> _Problem description_: Write out all lines holding the word "screenshot".

──────── Input records ────────

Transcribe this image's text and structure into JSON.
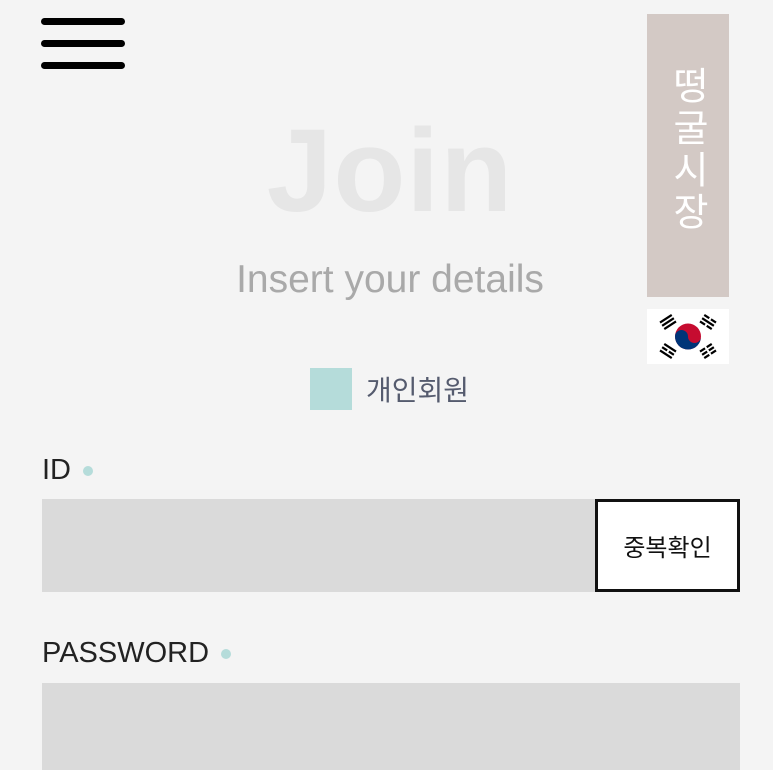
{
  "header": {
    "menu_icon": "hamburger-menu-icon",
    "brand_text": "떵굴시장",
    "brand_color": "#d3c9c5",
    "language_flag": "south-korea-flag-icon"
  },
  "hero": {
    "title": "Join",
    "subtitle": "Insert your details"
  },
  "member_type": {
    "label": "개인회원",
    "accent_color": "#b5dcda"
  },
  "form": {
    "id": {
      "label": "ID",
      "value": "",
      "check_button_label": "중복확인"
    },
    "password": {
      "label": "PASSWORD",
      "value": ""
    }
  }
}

────────
──────── Input records ────────

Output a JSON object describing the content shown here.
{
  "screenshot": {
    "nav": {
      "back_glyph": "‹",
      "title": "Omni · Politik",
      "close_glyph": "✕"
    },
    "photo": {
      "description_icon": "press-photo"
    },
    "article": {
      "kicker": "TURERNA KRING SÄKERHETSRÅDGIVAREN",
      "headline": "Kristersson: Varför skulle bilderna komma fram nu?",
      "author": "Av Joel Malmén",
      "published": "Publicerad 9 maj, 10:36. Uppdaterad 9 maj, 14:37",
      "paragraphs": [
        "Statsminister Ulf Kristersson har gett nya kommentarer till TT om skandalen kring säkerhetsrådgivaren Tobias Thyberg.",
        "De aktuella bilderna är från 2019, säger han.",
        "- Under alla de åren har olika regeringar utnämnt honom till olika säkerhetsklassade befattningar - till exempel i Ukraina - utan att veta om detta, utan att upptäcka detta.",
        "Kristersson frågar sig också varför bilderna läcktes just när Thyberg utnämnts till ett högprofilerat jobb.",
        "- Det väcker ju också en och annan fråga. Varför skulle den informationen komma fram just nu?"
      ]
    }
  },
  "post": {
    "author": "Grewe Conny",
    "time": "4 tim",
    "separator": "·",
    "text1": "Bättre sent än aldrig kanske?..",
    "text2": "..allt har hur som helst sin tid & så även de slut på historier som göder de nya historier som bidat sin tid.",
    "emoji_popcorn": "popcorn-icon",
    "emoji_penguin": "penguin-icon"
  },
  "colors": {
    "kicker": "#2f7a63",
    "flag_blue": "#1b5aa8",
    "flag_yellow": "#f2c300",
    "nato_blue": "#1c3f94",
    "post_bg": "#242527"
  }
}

────────
──────── Input records ────────

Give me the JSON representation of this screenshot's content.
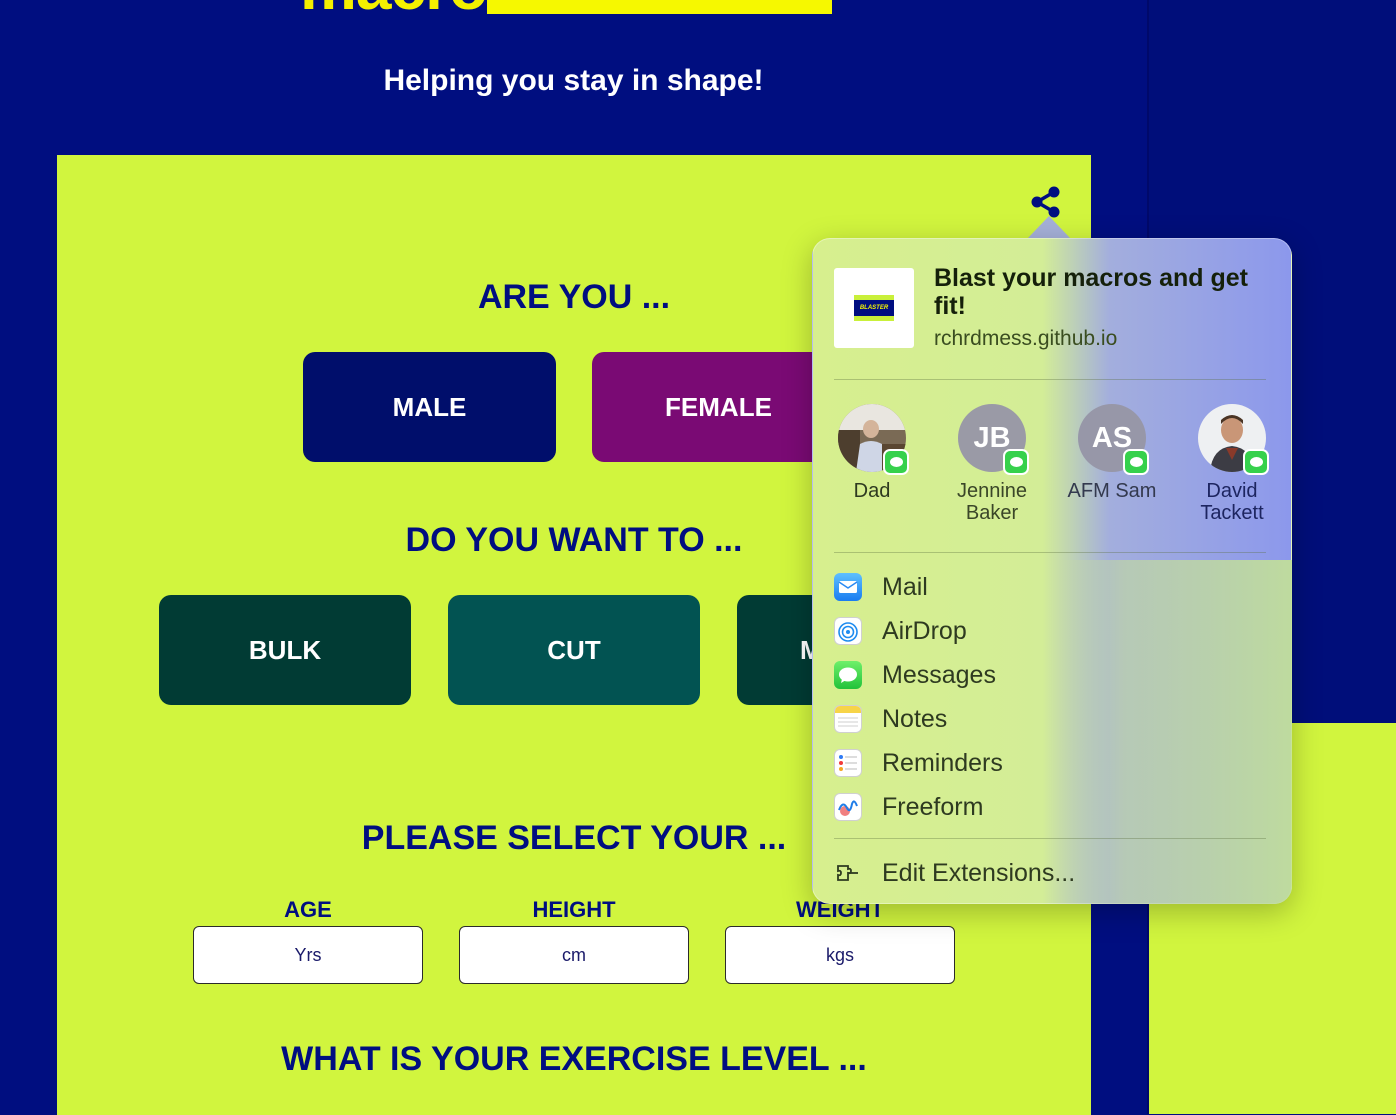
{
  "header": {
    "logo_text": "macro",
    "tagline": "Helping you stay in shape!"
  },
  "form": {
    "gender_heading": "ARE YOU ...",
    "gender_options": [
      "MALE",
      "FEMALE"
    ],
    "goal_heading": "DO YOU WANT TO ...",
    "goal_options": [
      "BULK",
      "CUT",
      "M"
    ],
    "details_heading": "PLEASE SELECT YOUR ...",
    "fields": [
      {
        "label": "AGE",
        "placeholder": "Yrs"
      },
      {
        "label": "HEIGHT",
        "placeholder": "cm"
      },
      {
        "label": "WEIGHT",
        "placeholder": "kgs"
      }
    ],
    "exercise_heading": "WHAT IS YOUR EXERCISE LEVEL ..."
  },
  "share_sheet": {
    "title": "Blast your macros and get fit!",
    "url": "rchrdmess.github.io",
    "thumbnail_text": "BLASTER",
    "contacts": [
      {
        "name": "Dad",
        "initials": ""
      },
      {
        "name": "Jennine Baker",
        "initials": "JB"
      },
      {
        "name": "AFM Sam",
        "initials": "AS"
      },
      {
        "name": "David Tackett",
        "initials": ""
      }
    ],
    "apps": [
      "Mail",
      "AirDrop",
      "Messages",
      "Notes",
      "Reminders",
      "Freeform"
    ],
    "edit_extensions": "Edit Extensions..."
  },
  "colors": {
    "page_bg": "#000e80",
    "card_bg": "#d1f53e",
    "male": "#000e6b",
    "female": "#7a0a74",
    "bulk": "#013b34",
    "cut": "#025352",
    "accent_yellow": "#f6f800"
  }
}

────────

> _Full response_:
  "screenshot": {
Give me the JSON representation of this screenshot's content.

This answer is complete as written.